§ **TASK DETAILS**:
Every record below is to be retyped exactly.

§ **RECORD EXTRACTS**:
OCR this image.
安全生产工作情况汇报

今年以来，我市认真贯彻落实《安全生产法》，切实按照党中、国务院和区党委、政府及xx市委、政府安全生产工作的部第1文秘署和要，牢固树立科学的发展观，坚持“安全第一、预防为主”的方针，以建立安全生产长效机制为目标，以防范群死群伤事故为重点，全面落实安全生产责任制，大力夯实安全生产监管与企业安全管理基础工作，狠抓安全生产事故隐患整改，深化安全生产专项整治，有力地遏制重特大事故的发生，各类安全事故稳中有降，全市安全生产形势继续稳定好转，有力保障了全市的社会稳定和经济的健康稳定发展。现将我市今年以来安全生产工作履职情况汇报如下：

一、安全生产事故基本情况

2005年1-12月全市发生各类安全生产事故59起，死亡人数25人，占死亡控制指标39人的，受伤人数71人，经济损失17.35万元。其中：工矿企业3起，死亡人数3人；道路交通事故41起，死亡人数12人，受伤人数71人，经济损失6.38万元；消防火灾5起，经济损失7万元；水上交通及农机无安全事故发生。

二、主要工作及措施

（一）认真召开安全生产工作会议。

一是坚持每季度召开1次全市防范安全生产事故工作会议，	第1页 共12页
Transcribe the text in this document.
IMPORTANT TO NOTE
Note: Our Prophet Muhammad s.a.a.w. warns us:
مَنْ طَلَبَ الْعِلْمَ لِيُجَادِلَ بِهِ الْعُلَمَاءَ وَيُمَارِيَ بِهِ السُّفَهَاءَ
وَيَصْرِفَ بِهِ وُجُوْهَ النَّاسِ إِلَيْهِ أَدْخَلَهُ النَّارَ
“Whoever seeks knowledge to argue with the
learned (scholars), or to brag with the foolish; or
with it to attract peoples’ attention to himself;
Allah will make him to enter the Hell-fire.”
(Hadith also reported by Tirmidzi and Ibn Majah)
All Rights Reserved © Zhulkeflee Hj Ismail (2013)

§ **FINAL RESULT**:
OCR this image.
安全生产工作情况汇报

今年以来，我市认真贯彻落实《安全生产法》，切实按照党中、国务院和区党委、政府及xx市委、政府安全生产工作的部第1文秘署和要，牢固树立科学的发展观，坚持“安全第一、预防为主”的方针，以建立安全生产长效机制为目标，以防范群死群伤事故为重点，全面落实安全生产责任制，大力夯实安全生产监管与企业安全管理基础工作，狠抓安全生产事故隐患整改，深化安全生产专项整治，有力地遏制重特大事故的发生，各类安全事故稳中有降，全市安全生产形势继续稳定好转，有力保障了全市的社会稳定和经济的健康稳定发展。现将我市今年以来安全生产工作履职情况汇报如下：

一、安全生产事故基本情况

2005年1-12月全市发生各类安全生产事故59起，死亡人数25人，占死亡控制指标39人的，受伤人数71人，经济损失17.35万元。其中：工矿企业3起，死亡人数3人；道路交通事故41起，死亡人数12人，受伤人数71人，经济损失6.38万元；消防火灾5起，经济损失7万元；水上交通及农机无安全事故发生。

二、主要工作及措施

（一）认真召开安全生产工作会议。

一是坚持每季度召开1次全市防范安全生产事故工作会议，	第1页 共12页
Transcribe the text in this document.
IMPORTANT TO NOTE
Note: Our Prophet Muhammad s.a.a.w. warns us:
مَنْ طَلَبَ الْعِلْمَ لِيُجَادِلَ بِهِ الْعُلَمَاءَ وَيُمَارِيَ بِهِ السُّفَهَاءَ
وَيَصْرِفَ بِهِ وُجُوْهَ النَّاسِ إِلَيْهِ أَدْخَلَهُ النَّارَ
“Whoever seeks knowledge to argue with the
learned (scholars), or to brag with the foolish; or
with it to attract peoples’ attention to himself;
Allah will make him to enter the Hell-fire.”
(Hadith also reported by Tirmidzi and Ibn Majah)
All Rights Reserved © Zhulkeflee Hj Ismail (2013)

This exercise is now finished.